> **Work to complete**: Find the word "joukkueenjohtajien" in the data. Return every line where it appears.

....................

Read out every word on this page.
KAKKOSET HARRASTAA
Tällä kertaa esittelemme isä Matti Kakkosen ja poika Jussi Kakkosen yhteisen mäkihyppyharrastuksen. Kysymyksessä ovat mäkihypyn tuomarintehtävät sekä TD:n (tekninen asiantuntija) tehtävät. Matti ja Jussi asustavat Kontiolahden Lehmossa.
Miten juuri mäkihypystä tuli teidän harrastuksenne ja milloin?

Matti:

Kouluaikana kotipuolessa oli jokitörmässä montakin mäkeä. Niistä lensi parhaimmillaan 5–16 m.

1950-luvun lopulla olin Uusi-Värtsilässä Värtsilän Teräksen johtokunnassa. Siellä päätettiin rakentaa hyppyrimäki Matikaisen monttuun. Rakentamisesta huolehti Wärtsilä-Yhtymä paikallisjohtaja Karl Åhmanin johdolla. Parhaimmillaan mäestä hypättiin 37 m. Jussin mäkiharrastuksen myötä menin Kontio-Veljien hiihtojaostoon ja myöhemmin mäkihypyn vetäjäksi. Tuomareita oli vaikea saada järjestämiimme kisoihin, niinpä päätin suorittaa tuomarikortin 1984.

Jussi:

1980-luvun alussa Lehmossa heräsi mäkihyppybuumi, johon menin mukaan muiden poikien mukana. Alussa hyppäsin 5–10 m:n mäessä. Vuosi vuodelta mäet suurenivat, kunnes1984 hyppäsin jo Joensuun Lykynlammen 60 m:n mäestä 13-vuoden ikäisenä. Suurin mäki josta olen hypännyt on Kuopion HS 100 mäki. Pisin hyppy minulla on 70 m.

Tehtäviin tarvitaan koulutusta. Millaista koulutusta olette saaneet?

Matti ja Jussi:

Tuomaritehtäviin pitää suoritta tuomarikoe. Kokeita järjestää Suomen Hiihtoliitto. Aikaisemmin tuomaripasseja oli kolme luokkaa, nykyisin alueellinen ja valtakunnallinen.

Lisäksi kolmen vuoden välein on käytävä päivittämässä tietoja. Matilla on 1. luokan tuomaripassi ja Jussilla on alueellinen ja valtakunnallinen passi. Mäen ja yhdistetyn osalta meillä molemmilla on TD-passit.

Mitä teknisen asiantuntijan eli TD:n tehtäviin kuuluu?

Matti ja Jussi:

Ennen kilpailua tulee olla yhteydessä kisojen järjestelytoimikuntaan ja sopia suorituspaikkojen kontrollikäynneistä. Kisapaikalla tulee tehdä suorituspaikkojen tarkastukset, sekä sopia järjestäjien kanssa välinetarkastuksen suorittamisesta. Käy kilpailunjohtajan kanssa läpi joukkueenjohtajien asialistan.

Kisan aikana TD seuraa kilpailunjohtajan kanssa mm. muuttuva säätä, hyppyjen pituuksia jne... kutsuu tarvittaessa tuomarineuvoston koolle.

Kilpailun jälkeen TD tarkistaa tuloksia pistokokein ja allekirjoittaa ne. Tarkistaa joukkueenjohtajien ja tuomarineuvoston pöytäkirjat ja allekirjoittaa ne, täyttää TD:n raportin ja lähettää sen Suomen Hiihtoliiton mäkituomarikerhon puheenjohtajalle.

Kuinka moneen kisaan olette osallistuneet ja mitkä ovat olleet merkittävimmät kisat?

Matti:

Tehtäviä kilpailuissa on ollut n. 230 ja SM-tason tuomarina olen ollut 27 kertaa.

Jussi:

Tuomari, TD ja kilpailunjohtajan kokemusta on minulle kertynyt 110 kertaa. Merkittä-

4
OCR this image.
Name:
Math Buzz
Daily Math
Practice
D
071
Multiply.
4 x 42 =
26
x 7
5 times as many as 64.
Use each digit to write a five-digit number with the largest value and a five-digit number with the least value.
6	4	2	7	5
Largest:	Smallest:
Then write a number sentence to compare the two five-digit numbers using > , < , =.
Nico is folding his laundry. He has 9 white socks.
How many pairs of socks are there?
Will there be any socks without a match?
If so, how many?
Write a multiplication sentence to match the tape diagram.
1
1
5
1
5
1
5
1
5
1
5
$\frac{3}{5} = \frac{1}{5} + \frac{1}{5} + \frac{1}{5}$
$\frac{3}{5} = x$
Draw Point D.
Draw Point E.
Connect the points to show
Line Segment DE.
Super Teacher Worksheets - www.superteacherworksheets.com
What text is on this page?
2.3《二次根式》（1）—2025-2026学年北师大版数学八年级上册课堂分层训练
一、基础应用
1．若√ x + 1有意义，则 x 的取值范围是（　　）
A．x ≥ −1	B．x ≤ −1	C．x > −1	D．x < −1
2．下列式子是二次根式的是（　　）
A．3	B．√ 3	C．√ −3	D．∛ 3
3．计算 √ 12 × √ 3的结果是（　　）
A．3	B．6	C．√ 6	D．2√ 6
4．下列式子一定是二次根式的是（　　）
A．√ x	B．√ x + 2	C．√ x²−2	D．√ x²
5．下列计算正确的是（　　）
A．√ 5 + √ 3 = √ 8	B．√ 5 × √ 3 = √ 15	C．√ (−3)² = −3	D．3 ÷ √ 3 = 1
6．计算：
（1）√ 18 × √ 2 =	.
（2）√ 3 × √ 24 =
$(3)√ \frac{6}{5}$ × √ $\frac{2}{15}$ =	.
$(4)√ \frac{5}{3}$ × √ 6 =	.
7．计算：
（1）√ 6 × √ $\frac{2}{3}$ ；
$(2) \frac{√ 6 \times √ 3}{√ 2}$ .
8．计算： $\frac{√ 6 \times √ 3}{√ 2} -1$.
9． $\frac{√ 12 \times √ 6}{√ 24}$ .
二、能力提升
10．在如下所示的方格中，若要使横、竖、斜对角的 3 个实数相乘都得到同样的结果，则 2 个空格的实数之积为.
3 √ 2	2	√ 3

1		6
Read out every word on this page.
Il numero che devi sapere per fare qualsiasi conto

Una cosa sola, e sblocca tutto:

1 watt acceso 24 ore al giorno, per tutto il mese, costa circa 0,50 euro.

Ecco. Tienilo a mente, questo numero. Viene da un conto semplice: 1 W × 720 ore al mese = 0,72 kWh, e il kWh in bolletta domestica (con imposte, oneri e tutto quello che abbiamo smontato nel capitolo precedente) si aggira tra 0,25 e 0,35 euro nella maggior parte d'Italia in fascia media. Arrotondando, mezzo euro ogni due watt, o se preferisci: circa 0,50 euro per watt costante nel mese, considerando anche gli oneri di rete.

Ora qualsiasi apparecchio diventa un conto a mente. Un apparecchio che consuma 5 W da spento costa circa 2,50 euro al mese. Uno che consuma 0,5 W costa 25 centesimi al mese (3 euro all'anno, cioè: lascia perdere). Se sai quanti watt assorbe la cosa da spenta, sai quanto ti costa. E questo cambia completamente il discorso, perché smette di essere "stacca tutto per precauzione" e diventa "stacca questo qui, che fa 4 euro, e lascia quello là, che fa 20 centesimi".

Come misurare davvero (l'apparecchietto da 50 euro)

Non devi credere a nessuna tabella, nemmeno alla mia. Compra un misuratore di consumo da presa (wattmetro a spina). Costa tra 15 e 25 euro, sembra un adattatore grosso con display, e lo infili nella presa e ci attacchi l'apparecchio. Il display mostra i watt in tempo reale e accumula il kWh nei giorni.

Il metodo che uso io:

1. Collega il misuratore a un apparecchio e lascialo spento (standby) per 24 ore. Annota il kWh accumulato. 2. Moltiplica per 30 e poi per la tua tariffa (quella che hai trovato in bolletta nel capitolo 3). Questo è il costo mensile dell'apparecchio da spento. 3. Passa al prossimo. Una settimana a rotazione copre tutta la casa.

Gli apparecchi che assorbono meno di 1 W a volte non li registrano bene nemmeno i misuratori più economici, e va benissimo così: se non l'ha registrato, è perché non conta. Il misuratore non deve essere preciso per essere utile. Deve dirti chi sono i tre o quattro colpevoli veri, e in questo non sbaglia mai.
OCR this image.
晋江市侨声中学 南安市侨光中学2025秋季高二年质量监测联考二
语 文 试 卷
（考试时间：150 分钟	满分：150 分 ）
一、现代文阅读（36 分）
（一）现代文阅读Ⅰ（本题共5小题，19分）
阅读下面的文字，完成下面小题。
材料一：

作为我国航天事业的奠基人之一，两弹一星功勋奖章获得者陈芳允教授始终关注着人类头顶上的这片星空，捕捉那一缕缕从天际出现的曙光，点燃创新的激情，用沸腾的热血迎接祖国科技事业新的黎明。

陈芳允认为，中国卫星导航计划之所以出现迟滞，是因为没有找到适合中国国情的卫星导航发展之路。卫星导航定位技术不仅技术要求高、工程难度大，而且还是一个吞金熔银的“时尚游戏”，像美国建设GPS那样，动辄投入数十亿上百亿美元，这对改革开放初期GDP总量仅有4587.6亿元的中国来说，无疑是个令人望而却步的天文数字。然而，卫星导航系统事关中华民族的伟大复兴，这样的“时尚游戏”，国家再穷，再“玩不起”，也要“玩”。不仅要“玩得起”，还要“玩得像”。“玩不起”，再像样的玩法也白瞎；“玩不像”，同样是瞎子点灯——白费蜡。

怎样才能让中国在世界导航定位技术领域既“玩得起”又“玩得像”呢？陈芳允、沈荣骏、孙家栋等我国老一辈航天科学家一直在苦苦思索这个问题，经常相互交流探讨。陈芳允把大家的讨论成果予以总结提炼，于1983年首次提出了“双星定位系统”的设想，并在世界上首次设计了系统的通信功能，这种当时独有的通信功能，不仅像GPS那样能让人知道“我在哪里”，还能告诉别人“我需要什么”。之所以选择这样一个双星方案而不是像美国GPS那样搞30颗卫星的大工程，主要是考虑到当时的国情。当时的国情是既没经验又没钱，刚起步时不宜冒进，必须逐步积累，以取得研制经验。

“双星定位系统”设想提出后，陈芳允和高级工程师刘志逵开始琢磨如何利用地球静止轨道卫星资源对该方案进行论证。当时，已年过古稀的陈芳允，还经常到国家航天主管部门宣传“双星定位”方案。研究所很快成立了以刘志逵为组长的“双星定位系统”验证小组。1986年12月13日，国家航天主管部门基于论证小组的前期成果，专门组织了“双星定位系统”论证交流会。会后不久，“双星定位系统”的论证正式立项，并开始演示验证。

....................

> **Task answer**:
Ennen kilpailua tulee olla yhteydessä kisojen järjestelytoimikuntaan ja sopia suorituspaikkojen kontrollikäynneistä. Kisapaikalla tulee tehdä suorituspaikkojen tarkastukset, sekä sopia järjestäjien kanssa välinetarkastuksen suorittamisesta. Käy kilpailunjohtajan kanssa läpi joukkueenjohtajien asialistan.
Kilpailun jälkeen TD tarkistaa tuloksia pistokokein ja allekirjoittaa ne. Tarkistaa joukkueenjohtajien ja tuomarineuvoston pöytäkirjat ja allekirjoittaa ne, täyttää TD:n raportin ja lähettää sen Suomen Hiihtoliiton mäkituomarikerhon puheenjohtajalle.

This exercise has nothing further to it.